**Data shown**
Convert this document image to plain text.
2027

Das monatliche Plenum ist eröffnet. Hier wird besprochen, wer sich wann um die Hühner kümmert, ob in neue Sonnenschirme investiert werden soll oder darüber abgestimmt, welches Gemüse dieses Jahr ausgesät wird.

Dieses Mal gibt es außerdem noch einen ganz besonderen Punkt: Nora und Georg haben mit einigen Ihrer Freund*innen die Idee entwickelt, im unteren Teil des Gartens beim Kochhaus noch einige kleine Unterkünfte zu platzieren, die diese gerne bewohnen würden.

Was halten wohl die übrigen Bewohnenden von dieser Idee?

**Aim of the task**
Write out the full listing exactly as given.

**Answer for this exercise**
Convert this document image to plain text.
2027

Das monatliche Plenum ist eröffnet. Hier wird besprochen, wer sich wann um die Hühner kümmert, ob in neue Sonnenschirme investiert werden soll oder darüber abgestimmt, welches Gemüse dieses Jahr ausgesät wird.

Dieses Mal gibt es außerdem noch einen ganz besonderen Punkt: Nora und Georg haben mit einigen Ihrer Freund*innen die Idee entwickelt, im unteren Teil des Gartens beim Kochhaus noch einige kleine Unterkünfte zu platzieren, die diese gerne bewohnen würden.

Was halten wohl die übrigen Bewohnenden von dieser Idee?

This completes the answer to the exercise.